**TASK PROMPT**
In the entries below, count every line containing "TÉCNICO". Return the number and nothing else.

Data records
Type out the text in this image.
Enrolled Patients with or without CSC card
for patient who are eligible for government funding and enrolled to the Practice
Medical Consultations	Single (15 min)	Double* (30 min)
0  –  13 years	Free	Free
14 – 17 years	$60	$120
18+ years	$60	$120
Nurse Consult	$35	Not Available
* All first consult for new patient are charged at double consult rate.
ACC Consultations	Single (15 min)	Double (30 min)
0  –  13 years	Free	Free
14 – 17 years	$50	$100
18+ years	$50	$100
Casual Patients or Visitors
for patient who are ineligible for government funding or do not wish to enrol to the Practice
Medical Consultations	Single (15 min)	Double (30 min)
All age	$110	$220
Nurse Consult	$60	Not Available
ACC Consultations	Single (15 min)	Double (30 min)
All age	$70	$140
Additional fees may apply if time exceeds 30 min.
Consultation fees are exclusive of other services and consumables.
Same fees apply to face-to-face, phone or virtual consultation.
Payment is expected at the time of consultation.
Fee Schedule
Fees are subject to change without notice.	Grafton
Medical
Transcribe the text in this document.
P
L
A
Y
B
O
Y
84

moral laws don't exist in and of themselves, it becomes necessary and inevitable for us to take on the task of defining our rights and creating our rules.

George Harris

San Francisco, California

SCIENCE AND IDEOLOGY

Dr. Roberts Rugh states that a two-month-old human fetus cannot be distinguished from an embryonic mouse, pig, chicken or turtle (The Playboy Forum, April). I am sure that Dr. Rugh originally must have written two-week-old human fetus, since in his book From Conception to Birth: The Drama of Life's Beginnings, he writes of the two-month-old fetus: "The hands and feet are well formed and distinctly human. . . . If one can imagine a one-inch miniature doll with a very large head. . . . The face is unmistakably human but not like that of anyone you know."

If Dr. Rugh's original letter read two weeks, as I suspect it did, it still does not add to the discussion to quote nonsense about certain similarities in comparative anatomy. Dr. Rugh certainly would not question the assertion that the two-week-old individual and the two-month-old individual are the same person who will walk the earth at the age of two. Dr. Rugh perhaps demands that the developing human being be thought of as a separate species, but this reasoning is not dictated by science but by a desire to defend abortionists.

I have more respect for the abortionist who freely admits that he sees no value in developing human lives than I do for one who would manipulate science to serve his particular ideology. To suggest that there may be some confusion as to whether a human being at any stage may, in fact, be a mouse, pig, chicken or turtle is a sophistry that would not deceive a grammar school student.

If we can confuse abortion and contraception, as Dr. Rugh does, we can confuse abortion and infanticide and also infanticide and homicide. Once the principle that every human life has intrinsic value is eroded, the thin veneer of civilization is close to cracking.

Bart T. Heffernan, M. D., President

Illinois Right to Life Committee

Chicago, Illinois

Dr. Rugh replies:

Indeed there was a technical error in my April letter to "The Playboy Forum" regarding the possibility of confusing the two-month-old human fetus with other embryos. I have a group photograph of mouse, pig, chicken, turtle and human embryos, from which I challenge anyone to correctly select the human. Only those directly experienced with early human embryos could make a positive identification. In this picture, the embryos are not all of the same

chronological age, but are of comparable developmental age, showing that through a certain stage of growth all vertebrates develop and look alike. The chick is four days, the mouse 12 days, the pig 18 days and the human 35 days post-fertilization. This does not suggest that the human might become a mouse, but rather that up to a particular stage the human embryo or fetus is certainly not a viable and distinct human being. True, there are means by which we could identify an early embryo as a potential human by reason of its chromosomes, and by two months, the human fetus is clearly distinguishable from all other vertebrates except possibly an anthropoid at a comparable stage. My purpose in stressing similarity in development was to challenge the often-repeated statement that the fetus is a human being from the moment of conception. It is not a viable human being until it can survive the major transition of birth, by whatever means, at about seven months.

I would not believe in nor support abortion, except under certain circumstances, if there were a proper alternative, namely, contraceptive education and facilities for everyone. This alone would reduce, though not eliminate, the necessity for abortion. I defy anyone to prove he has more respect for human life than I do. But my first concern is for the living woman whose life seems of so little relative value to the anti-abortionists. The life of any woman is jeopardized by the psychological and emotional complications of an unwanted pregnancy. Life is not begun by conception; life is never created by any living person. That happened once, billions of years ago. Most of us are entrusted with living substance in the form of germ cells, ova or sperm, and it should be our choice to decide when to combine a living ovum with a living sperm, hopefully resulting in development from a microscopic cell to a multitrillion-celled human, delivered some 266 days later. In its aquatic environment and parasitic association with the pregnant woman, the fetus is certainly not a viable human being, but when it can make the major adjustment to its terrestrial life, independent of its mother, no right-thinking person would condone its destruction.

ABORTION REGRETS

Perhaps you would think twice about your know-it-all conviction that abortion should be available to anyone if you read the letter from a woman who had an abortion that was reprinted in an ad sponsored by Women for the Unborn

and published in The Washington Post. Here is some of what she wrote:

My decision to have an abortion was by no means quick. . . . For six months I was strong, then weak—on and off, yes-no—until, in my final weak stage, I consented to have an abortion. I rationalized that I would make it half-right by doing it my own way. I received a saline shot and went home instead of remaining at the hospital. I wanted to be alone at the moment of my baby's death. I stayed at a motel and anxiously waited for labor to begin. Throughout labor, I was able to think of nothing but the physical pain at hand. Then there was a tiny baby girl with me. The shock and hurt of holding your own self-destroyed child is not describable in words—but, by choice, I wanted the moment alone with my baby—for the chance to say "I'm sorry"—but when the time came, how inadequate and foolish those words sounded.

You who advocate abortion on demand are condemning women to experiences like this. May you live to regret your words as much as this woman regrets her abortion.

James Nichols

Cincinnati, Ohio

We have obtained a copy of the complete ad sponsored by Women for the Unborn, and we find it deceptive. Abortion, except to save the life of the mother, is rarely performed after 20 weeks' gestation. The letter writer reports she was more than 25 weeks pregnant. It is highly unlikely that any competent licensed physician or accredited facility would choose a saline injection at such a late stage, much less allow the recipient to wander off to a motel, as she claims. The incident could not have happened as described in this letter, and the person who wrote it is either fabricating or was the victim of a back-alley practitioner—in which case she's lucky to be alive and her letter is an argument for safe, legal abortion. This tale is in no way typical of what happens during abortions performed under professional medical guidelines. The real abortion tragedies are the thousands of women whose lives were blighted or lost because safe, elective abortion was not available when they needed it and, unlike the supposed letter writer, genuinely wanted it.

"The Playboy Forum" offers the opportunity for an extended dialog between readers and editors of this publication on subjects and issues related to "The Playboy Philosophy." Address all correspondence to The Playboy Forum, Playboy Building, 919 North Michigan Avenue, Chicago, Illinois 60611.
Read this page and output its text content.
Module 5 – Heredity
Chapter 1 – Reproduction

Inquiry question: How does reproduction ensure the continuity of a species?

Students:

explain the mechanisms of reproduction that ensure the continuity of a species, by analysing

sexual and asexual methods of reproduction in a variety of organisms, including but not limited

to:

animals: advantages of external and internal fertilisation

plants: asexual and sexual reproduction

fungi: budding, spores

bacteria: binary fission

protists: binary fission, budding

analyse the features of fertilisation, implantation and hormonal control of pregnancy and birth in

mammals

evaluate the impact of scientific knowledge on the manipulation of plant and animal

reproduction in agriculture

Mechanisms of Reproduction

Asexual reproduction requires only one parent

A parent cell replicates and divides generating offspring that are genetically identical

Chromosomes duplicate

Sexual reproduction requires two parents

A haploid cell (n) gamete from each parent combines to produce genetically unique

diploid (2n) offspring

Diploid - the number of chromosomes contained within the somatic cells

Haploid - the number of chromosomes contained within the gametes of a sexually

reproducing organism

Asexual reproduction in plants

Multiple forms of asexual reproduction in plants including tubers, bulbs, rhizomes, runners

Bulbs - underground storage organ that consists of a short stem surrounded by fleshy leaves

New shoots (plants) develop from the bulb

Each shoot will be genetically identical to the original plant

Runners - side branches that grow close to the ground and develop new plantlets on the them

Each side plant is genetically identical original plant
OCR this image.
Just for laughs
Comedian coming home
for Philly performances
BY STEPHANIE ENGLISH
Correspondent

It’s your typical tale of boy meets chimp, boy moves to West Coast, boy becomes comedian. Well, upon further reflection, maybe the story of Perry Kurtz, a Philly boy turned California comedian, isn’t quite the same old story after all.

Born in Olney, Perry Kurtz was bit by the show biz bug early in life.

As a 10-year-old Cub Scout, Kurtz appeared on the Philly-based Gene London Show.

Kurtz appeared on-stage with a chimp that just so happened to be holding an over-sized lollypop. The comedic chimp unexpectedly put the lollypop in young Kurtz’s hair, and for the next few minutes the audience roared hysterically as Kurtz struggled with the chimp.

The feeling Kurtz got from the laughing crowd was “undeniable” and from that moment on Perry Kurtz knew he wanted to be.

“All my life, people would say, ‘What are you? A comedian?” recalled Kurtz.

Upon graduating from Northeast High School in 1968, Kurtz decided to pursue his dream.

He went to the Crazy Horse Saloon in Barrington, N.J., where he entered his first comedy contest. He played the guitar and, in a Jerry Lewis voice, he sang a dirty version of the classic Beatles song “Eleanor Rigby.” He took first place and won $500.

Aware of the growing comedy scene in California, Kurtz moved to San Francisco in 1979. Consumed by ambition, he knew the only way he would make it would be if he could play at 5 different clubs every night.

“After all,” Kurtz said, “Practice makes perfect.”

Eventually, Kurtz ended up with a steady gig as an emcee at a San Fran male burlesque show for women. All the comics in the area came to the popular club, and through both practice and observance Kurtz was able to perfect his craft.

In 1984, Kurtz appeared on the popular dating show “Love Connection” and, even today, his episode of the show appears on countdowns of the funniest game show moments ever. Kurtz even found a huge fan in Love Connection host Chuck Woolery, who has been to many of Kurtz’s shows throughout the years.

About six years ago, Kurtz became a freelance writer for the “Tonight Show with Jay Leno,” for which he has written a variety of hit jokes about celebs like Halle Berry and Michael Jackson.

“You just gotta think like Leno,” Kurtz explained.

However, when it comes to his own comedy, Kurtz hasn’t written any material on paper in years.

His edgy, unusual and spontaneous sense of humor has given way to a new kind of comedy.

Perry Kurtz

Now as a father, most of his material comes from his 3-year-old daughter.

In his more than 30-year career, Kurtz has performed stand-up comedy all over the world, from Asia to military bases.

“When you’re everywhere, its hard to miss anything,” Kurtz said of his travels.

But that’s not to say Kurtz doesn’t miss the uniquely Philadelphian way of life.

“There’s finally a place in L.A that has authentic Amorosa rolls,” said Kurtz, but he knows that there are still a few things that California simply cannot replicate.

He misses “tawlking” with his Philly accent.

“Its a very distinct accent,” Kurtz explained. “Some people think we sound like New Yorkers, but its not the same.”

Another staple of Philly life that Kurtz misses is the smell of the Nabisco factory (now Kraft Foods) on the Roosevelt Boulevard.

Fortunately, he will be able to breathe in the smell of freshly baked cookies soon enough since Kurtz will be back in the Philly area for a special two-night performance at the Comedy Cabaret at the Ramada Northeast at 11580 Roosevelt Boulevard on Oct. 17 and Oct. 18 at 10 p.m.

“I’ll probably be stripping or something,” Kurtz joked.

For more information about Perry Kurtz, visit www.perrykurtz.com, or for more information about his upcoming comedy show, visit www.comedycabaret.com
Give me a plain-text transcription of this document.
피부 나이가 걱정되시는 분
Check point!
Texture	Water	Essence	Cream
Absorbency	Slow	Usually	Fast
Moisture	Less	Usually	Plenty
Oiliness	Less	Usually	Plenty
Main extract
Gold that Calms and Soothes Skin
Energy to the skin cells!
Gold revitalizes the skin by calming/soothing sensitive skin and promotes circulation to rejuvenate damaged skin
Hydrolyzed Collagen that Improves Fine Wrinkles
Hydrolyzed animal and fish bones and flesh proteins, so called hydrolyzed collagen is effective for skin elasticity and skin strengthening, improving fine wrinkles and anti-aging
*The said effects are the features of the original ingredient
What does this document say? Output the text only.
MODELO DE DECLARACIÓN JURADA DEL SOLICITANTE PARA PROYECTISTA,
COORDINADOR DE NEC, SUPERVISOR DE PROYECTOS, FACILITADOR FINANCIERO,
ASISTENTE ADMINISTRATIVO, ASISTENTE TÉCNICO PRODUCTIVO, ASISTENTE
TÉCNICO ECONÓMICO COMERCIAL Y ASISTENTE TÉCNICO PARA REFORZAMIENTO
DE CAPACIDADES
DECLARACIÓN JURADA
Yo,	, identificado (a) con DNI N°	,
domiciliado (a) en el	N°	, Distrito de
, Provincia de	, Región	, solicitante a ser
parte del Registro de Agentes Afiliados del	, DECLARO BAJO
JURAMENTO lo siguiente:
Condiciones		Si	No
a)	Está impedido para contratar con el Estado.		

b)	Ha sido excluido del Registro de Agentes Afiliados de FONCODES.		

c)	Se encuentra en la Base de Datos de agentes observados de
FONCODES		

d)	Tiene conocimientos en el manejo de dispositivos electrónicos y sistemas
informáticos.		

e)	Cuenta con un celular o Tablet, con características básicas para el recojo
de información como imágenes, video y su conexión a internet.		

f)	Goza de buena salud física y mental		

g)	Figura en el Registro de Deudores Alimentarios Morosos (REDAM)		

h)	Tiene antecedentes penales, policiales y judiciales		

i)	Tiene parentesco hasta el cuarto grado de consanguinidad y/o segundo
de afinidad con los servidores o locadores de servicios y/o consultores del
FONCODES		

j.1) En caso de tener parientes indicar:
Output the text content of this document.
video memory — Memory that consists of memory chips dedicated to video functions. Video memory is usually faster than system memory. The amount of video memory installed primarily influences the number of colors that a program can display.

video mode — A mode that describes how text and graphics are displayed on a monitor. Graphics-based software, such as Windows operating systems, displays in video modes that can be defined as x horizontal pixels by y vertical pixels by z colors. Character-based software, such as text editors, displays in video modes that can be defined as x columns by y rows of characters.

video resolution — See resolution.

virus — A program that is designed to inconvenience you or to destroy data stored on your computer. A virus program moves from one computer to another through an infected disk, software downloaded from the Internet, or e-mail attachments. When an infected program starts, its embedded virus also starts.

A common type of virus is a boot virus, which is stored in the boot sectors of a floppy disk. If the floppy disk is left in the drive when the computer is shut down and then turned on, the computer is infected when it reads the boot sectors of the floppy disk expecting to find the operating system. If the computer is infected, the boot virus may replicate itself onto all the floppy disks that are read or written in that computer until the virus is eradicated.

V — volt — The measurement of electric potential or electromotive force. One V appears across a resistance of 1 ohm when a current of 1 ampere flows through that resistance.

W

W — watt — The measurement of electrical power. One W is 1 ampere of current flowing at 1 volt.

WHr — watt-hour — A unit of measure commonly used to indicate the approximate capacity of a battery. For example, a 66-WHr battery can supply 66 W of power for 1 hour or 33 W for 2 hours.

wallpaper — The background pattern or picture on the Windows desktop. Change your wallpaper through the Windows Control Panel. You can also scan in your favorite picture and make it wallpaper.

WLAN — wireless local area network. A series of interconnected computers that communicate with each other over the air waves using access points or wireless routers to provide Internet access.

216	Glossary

**RESPONSE TO THIS TASK**
2